From the listing below, extract every line containing "SRMTID".
════
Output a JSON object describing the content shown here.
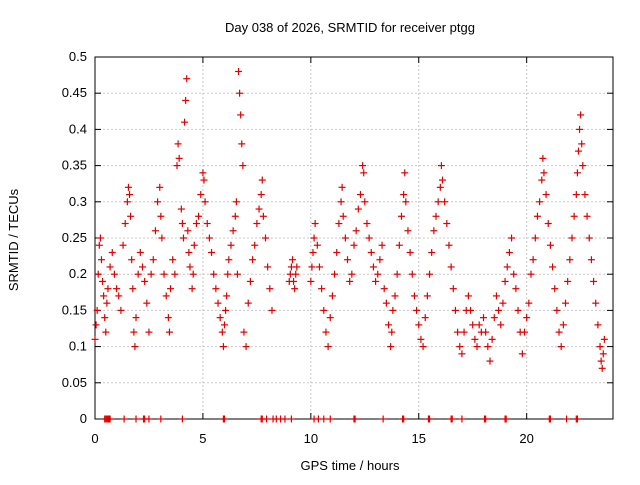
{
  "chart_data": {
    "type": "scatter",
    "title": "Day 038 of 2026, SRMTID for receiver ptgg",
    "xlabel": "GPS time / hours",
    "ylabel": "SRMTID / TECUs",
    "xlim": [
      0,
      24
    ],
    "ylim": [
      0,
      0.5
    ],
    "grid": true,
    "marker": "+",
    "color": "#e00000",
    "x_ticks": [
      0,
      5,
      10,
      15,
      20
    ],
    "x_tick_labels": [
      "0",
      "5",
      "10",
      "15",
      "20"
    ],
    "y_ticks": [
      0,
      0.05,
      0.1,
      0.15,
      0.2,
      0.25,
      0.3,
      0.35,
      0.4,
      0.45,
      0.5
    ],
    "y_tick_labels": [
      "0",
      "0.05",
      "0.1",
      "0.15",
      "0.2",
      "0.25",
      "0.3",
      "0.35",
      "0.4",
      "0.45",
      "0.5"
    ],
    "series": [
      {
        "name": "SRMTID",
        "points": [
          [
            0.0,
            0.11
          ],
          [
            0.05,
            0.13
          ],
          [
            0.1,
            0.15
          ],
          [
            0.15,
            0.2
          ],
          [
            0.2,
            0.24
          ],
          [
            0.25,
            0.25
          ],
          [
            0.3,
            0.22
          ],
          [
            0.35,
            0.19
          ],
          [
            0.4,
            0.17
          ],
          [
            0.45,
            0.14
          ],
          [
            0.5,
            0.12
          ],
          [
            0.55,
            0.16
          ],
          [
            0.6,
            0.18
          ],
          [
            0.7,
            0.21
          ],
          [
            0.8,
            0.23
          ],
          [
            0.9,
            0.2
          ],
          [
            1.0,
            0.18
          ],
          [
            1.1,
            0.17
          ],
          [
            1.2,
            0.15
          ],
          [
            1.3,
            0.24
          ],
          [
            1.4,
            0.27
          ],
          [
            1.5,
            0.3
          ],
          [
            1.55,
            0.32
          ],
          [
            1.6,
            0.31
          ],
          [
            1.65,
            0.28
          ],
          [
            1.7,
            0.22
          ],
          [
            1.75,
            0.18
          ],
          [
            1.8,
            0.12
          ],
          [
            1.85,
            0.1
          ],
          [
            1.9,
            0.14
          ],
          [
            2.0,
            0.2
          ],
          [
            2.1,
            0.23
          ],
          [
            2.2,
            0.21
          ],
          [
            2.3,
            0.19
          ],
          [
            2.4,
            0.16
          ],
          [
            2.5,
            0.12
          ],
          [
            2.6,
            0.2
          ],
          [
            2.7,
            0.22
          ],
          [
            2.8,
            0.26
          ],
          [
            2.9,
            0.3
          ],
          [
            3.0,
            0.32
          ],
          [
            3.05,
            0.28
          ],
          [
            3.1,
            0.25
          ],
          [
            3.2,
            0.2
          ],
          [
            3.3,
            0.17
          ],
          [
            3.4,
            0.14
          ],
          [
            3.45,
            0.12
          ],
          [
            3.5,
            0.18
          ],
          [
            3.6,
            0.22
          ],
          [
            3.7,
            0.2
          ],
          [
            3.8,
            0.35
          ],
          [
            3.85,
            0.38
          ],
          [
            3.9,
            0.36
          ],
          [
            4.0,
            0.29
          ],
          [
            4.05,
            0.27
          ],
          [
            4.1,
            0.25
          ],
          [
            4.15,
            0.41
          ],
          [
            4.2,
            0.44
          ],
          [
            4.25,
            0.47
          ],
          [
            4.3,
            0.26
          ],
          [
            4.35,
            0.23
          ],
          [
            4.4,
            0.21
          ],
          [
            4.5,
            0.18
          ],
          [
            4.55,
            0.2
          ],
          [
            4.6,
            0.24
          ],
          [
            4.7,
            0.27
          ],
          [
            4.8,
            0.28
          ],
          [
            4.9,
            0.31
          ],
          [
            5.0,
            0.34
          ],
          [
            5.05,
            0.33
          ],
          [
            5.1,
            0.3
          ],
          [
            5.2,
            0.27
          ],
          [
            5.3,
            0.25
          ],
          [
            5.4,
            0.23
          ],
          [
            5.5,
            0.2
          ],
          [
            5.6,
            0.18
          ],
          [
            5.7,
            0.16
          ],
          [
            5.8,
            0.14
          ],
          [
            5.9,
            0.12
          ],
          [
            5.95,
            0.1
          ],
          [
            6.0,
            0.13
          ],
          [
            6.05,
            0.15
          ],
          [
            6.1,
            0.17
          ],
          [
            6.15,
            0.2
          ],
          [
            6.2,
            0.22
          ],
          [
            6.3,
            0.24
          ],
          [
            6.4,
            0.26
          ],
          [
            6.5,
            0.28
          ],
          [
            6.55,
            0.3
          ],
          [
            6.6,
            0.2
          ],
          [
            6.65,
            0.48
          ],
          [
            6.7,
            0.45
          ],
          [
            6.75,
            0.42
          ],
          [
            6.8,
            0.38
          ],
          [
            6.85,
            0.35
          ],
          [
            6.9,
            0.12
          ],
          [
            7.0,
            0.1
          ],
          [
            7.1,
            0.16
          ],
          [
            7.2,
            0.19
          ],
          [
            7.3,
            0.22
          ],
          [
            7.4,
            0.24
          ],
          [
            7.5,
            0.27
          ],
          [
            7.6,
            0.29
          ],
          [
            7.7,
            0.31
          ],
          [
            7.75,
            0.33
          ],
          [
            7.8,
            0.28
          ],
          [
            7.9,
            0.25
          ],
          [
            8.0,
            0.21
          ],
          [
            8.1,
            0.18
          ],
          [
            8.2,
            0.15
          ],
          [
            9.0,
            0.19
          ],
          [
            9.05,
            0.2
          ],
          [
            9.1,
            0.21
          ],
          [
            9.15,
            0.22
          ],
          [
            9.2,
            0.19
          ],
          [
            9.25,
            0.18
          ],
          [
            9.3,
            0.2
          ],
          [
            9.35,
            0.21
          ],
          [
            10.0,
            0.19
          ],
          [
            10.05,
            0.21
          ],
          [
            10.1,
            0.23
          ],
          [
            10.15,
            0.25
          ],
          [
            10.2,
            0.27
          ],
          [
            10.3,
            0.24
          ],
          [
            10.4,
            0.21
          ],
          [
            10.5,
            0.18
          ],
          [
            10.6,
            0.15
          ],
          [
            10.7,
            0.12
          ],
          [
            10.8,
            0.1
          ],
          [
            10.9,
            0.14
          ],
          [
            11.0,
            0.17
          ],
          [
            11.1,
            0.2
          ],
          [
            11.2,
            0.23
          ],
          [
            11.3,
            0.27
          ],
          [
            11.4,
            0.3
          ],
          [
            11.45,
            0.32
          ],
          [
            11.5,
            0.28
          ],
          [
            11.6,
            0.25
          ],
          [
            11.7,
            0.22
          ],
          [
            11.8,
            0.19
          ],
          [
            11.9,
            0.2
          ],
          [
            12.0,
            0.24
          ],
          [
            12.1,
            0.26
          ],
          [
            12.2,
            0.29
          ],
          [
            12.3,
            0.31
          ],
          [
            12.4,
            0.35
          ],
          [
            12.45,
            0.34
          ],
          [
            12.5,
            0.3
          ],
          [
            12.6,
            0.27
          ],
          [
            12.7,
            0.25
          ],
          [
            12.8,
            0.23
          ],
          [
            12.9,
            0.21
          ],
          [
            13.0,
            0.19
          ],
          [
            13.1,
            0.2
          ],
          [
            13.2,
            0.22
          ],
          [
            13.3,
            0.24
          ],
          [
            13.4,
            0.18
          ],
          [
            13.5,
            0.16
          ],
          [
            13.6,
            0.13
          ],
          [
            13.7,
            0.1
          ],
          [
            13.75,
            0.12
          ],
          [
            13.8,
            0.15
          ],
          [
            13.9,
            0.17
          ],
          [
            14.0,
            0.2
          ],
          [
            14.1,
            0.24
          ],
          [
            14.2,
            0.28
          ],
          [
            14.3,
            0.31
          ],
          [
            14.35,
            0.34
          ],
          [
            14.4,
            0.3
          ],
          [
            14.5,
            0.26
          ],
          [
            14.6,
            0.23
          ],
          [
            14.7,
            0.2
          ],
          [
            14.8,
            0.17
          ],
          [
            14.9,
            0.15
          ],
          [
            15.0,
            0.13
          ],
          [
            15.1,
            0.11
          ],
          [
            15.2,
            0.1
          ],
          [
            15.3,
            0.14
          ],
          [
            15.4,
            0.17
          ],
          [
            15.5,
            0.2
          ],
          [
            15.6,
            0.23
          ],
          [
            15.7,
            0.26
          ],
          [
            15.8,
            0.28
          ],
          [
            15.9,
            0.3
          ],
          [
            16.0,
            0.32
          ],
          [
            16.05,
            0.35
          ],
          [
            16.1,
            0.33
          ],
          [
            16.2,
            0.3
          ],
          [
            16.3,
            0.27
          ],
          [
            16.4,
            0.24
          ],
          [
            16.5,
            0.21
          ],
          [
            16.6,
            0.18
          ],
          [
            16.7,
            0.15
          ],
          [
            16.8,
            0.12
          ],
          [
            16.9,
            0.1
          ],
          [
            17.0,
            0.09
          ],
          [
            17.1,
            0.12
          ],
          [
            17.2,
            0.15
          ],
          [
            17.3,
            0.17
          ],
          [
            17.4,
            0.15
          ],
          [
            17.5,
            0.13
          ],
          [
            17.6,
            0.11
          ],
          [
            17.7,
            0.1
          ],
          [
            17.8,
            0.13
          ],
          [
            17.9,
            0.12
          ],
          [
            18.0,
            0.14
          ],
          [
            18.1,
            0.12
          ],
          [
            18.2,
            0.1
          ],
          [
            18.3,
            0.08
          ],
          [
            18.4,
            0.11
          ],
          [
            18.5,
            0.14
          ],
          [
            18.6,
            0.17
          ],
          [
            18.7,
            0.15
          ],
          [
            18.8,
            0.13
          ],
          [
            18.9,
            0.16
          ],
          [
            19.0,
            0.19
          ],
          [
            19.1,
            0.21
          ],
          [
            19.2,
            0.23
          ],
          [
            19.3,
            0.25
          ],
          [
            19.4,
            0.2
          ],
          [
            19.5,
            0.18
          ],
          [
            19.6,
            0.15
          ],
          [
            19.7,
            0.12
          ],
          [
            19.8,
            0.09
          ],
          [
            19.9,
            0.12
          ],
          [
            20.0,
            0.14
          ],
          [
            20.1,
            0.16
          ],
          [
            20.2,
            0.2
          ],
          [
            20.3,
            0.22
          ],
          [
            20.4,
            0.25
          ],
          [
            20.5,
            0.28
          ],
          [
            20.6,
            0.3
          ],
          [
            20.7,
            0.33
          ],
          [
            20.75,
            0.36
          ],
          [
            20.8,
            0.34
          ],
          [
            20.9,
            0.31
          ],
          [
            21.0,
            0.27
          ],
          [
            21.1,
            0.24
          ],
          [
            21.2,
            0.21
          ],
          [
            21.3,
            0.18
          ],
          [
            21.4,
            0.15
          ],
          [
            21.5,
            0.12
          ],
          [
            21.6,
            0.1
          ],
          [
            21.7,
            0.13
          ],
          [
            21.8,
            0.16
          ],
          [
            21.9,
            0.19
          ],
          [
            22.0,
            0.22
          ],
          [
            22.1,
            0.25
          ],
          [
            22.2,
            0.28
          ],
          [
            22.3,
            0.31
          ],
          [
            22.35,
            0.34
          ],
          [
            22.4,
            0.37
          ],
          [
            22.45,
            0.4
          ],
          [
            22.5,
            0.42
          ],
          [
            22.55,
            0.38
          ],
          [
            22.6,
            0.35
          ],
          [
            22.7,
            0.31
          ],
          [
            22.8,
            0.28
          ],
          [
            22.9,
            0.25
          ],
          [
            23.0,
            0.22
          ],
          [
            23.1,
            0.19
          ],
          [
            23.2,
            0.16
          ],
          [
            23.3,
            0.13
          ],
          [
            23.4,
            0.1
          ],
          [
            23.45,
            0.08
          ],
          [
            23.5,
            0.07
          ],
          [
            23.55,
            0.09
          ],
          [
            23.6,
            0.11
          ]
        ]
      },
      {
        "name": "zeros",
        "points": [
          [
            0.45,
            0
          ],
          [
            0.5,
            0
          ],
          [
            0.55,
            0
          ],
          [
            0.6,
            0
          ],
          [
            0.65,
            0
          ],
          [
            0.7,
            0
          ],
          [
            1.35,
            0
          ],
          [
            1.9,
            0
          ],
          [
            2.25,
            0
          ],
          [
            2.3,
            0
          ],
          [
            2.5,
            0
          ],
          [
            3.05,
            0
          ],
          [
            4.05,
            0
          ],
          [
            5.95,
            0
          ],
          [
            6.0,
            0
          ],
          [
            7.7,
            0
          ],
          [
            7.75,
            0
          ],
          [
            7.95,
            0
          ],
          [
            8.25,
            0
          ],
          [
            8.4,
            0
          ],
          [
            8.6,
            0
          ],
          [
            8.8,
            0
          ],
          [
            9.1,
            0
          ],
          [
            10.15,
            0
          ],
          [
            10.35,
            0
          ],
          [
            10.6,
            0
          ],
          [
            10.9,
            0
          ],
          [
            12.0,
            0
          ],
          [
            12.05,
            0
          ],
          [
            13.35,
            0
          ],
          [
            14.25,
            0
          ],
          [
            14.3,
            0
          ],
          [
            15.45,
            0
          ],
          [
            15.5,
            0
          ],
          [
            16.5,
            0
          ],
          [
            16.55,
            0
          ],
          [
            17.0,
            0
          ],
          [
            18.05,
            0
          ],
          [
            18.1,
            0
          ],
          [
            19.0,
            0
          ],
          [
            19.05,
            0
          ],
          [
            21.05,
            0
          ],
          [
            21.1,
            0
          ],
          [
            21.85,
            0
          ],
          [
            22.3,
            0
          ],
          [
            22.35,
            0
          ]
        ]
      }
    ]
  }
}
════
— RESULT FOR THIS TASK —
    "title": "Day 038 of 2026, SRMTID for receiver ptgg",
    "ylabel": "SRMTID / TECUs",
        "name": "SRMTID",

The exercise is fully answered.